§ OBJECTIVE: Write out, precisely and in full, each line of the material.

Stored data entries

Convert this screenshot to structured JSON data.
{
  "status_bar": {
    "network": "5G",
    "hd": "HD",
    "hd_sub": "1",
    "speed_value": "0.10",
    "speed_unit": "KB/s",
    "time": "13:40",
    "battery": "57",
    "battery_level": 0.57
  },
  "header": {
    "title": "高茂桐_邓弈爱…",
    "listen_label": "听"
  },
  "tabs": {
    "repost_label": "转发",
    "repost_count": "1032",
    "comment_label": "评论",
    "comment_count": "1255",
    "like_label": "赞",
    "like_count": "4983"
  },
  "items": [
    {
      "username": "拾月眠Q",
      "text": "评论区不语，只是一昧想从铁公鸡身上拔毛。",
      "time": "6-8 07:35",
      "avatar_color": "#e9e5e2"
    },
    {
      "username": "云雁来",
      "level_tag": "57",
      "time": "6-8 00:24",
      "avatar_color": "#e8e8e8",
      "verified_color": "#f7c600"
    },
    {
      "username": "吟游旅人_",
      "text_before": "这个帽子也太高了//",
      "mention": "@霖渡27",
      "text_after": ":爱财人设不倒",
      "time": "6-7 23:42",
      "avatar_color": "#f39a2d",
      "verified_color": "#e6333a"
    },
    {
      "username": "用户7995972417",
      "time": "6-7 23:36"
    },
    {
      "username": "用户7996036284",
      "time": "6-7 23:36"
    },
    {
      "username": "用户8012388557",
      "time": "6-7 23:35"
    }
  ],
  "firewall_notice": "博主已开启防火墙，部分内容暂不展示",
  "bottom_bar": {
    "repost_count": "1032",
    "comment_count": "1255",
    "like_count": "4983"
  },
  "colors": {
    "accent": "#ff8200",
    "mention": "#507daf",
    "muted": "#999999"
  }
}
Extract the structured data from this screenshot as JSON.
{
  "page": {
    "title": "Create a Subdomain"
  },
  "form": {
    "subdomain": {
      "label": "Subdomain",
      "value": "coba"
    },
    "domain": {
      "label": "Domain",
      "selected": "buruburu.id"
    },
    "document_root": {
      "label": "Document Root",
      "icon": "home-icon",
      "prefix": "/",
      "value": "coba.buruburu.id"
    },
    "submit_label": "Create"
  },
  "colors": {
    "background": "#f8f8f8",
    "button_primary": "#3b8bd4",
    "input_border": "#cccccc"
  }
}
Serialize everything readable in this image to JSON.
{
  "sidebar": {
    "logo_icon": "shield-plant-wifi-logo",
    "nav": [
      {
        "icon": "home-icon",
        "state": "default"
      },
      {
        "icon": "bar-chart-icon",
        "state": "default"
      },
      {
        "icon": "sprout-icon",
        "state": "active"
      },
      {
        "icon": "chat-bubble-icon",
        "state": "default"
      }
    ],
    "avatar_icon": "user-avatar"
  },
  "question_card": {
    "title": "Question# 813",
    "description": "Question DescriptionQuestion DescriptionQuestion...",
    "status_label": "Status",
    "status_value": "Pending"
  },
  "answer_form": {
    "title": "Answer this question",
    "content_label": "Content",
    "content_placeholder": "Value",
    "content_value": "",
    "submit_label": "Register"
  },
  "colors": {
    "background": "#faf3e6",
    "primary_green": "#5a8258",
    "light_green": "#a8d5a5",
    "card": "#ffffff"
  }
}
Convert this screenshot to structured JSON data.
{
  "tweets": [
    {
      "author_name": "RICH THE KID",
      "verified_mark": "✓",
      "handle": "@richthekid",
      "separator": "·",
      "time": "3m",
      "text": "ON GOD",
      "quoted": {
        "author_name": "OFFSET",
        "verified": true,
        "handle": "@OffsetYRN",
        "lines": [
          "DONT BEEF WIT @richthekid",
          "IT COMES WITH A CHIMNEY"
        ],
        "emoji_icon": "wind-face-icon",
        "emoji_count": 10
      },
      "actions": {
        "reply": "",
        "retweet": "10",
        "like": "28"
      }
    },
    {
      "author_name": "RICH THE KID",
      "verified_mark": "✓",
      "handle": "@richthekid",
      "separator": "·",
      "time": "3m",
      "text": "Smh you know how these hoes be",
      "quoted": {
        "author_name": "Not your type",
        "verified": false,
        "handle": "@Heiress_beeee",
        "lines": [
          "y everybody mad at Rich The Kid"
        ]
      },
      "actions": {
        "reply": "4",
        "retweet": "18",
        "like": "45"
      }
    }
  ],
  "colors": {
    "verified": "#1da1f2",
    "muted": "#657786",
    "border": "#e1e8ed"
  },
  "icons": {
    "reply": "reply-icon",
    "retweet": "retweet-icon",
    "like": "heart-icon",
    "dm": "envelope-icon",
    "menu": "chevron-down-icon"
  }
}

§ EXPECTED OUTPUT:
Convert this screenshot to structured JSON data.
{
  "status_bar": {
    "network": "5G",
    "hd": "HD",
    "hd_sub": "1",
    "speed_value": "0.10",
    "speed_unit": "KB/s",
    "time": "13:40",
    "battery": "57",
    "battery_level": 0.57
  },
  "header": {
    "title": "高茂桐_邓弈爱…",
    "listen_label": "听"
  },
  "tabs": {
    "repost_label": "转发",
    "repost_count": "1032",
    "comment_label": "评论",
    "comment_count": "1255",
    "like_label": "赞",
    "like_count": "4983"
  },
  "items": [
    {
      "username": "拾月眠Q",
      "text": "评论区不语，只是一昧想从铁公鸡身上拔毛。",
      "time": "6-8 07:35",
      "avatar_color": "#e9e5e2"
    },
    {
      "username": "云雁来",
      "level_tag": "57",
      "time": "6-8 00:24",
      "avatar_color": "#e8e8e8",
      "verified_color": "#f7c600"
    },
    {
      "username": "吟游旅人_",
      "text_before": "这个帽子也太高了//",
      "mention": "@霖渡27",
      "text_after": ":爱财人设不倒",
      "time": "6-7 23:42",
      "avatar_color": "#f39a2d",
      "verified_color": "#e6333a"
    },
    {
      "username": "用户7995972417",
      "time": "6-7 23:36"
    },
    {
      "username": "用户7996036284",
      "time": "6-7 23:36"
    },
    {
      "username": "用户8012388557",
      "time": "6-7 23:35"
    }
  ],
  "firewall_notice": "博主已开启防火墙，部分内容暂不展示",
  "bottom_bar": {
    "repost_count": "1032",
    "comment_count": "1255",
    "like_count": "4983"
  },
  "colors": {
    "accent": "#ff8200",
    "mention": "#507daf",
    "muted": "#999999"
  }
}
Extract the structured data from this screenshot as JSON.
{
  "page": {
    "title": "Create a Subdomain"
  },
  "form": {
    "subdomain": {
      "label": "Subdomain",
      "value": "coba"
    },
    "domain": {
      "label": "Domain",
      "selected": "buruburu.id"
    },
    "document_root": {
      "label": "Document Root",
      "icon": "home-icon",
      "prefix": "/",
      "value": "coba.buruburu.id"
    },
    "submit_label": "Create"
  },
  "colors": {
    "background": "#f8f8f8",
    "button_primary": "#3b8bd4",
    "input_border": "#cccccc"
  }
}
Serialize everything readable in this image to JSON.
{
  "sidebar": {
    "logo_icon": "shield-plant-wifi-logo",
    "nav": [
      {
        "icon": "home-icon",
        "state": "default"
      },
      {
        "icon": "bar-chart-icon",
        "state": "default"
      },
      {
        "icon": "sprout-icon",
        "state": "active"
      },
      {
        "icon": "chat-bubble-icon",
        "state": "default"
      }
    ],
    "avatar_icon": "user-avatar"
  },
  "question_card": {
    "title": "Question# 813",
    "description": "Question DescriptionQuestion DescriptionQuestion...",
    "status_label": "Status",
    "status_value": "Pending"
  },
  "answer_form": {
    "title": "Answer this question",
    "content_label": "Content",
    "content_placeholder": "Value",
    "content_value": "",
    "submit_label": "Register"
  },
  "colors": {
    "background": "#faf3e6",
    "primary_green": "#5a8258",
    "light_green": "#a8d5a5",
    "card": "#ffffff"
  }
}
Convert this screenshot to structured JSON data.
{
  "tweets": [
    {
      "author_name": "RICH THE KID",
      "verified_mark": "✓",
      "handle": "@richthekid",
      "separator": "·",
      "time": "3m",
      "text": "ON GOD",
      "quoted": {
        "author_name": "OFFSET",
        "verified": true,
        "handle": "@OffsetYRN",
        "lines": [
          "DONT BEEF WIT @richthekid",
          "IT COMES WITH A CHIMNEY"
        ],
        "emoji_icon": "wind-face-icon",
        "emoji_count": 10
      },
      "actions": {
        "reply": "",
        "retweet": "10",
        "like": "28"
      }
    },
    {
      "author_name": "RICH THE KID",
      "verified_mark": "✓",
      "handle": "@richthekid",
      "separator": "·",
      "time": "3m",
      "text": "Smh you know how these hoes be",
      "quoted": {
        "author_name": "Not your type",
        "verified": false,
        "handle": "@Heiress_beeee",
        "lines": [
          "y everybody mad at Rich The Kid"
        ]
      },
      "actions": {
        "reply": "4",
        "retweet": "18",
        "like": "45"
      }
    }
  ],
  "colors": {
    "verified": "#1da1f2",
    "muted": "#657786",
    "border": "#e1e8ed"
  },
  "icons": {
    "reply": "reply-icon",
    "retweet": "retweet-icon",
    "like": "heart-icon",
    "dm": "envelope-icon",
    "menu": "chevron-down-icon"
  }
}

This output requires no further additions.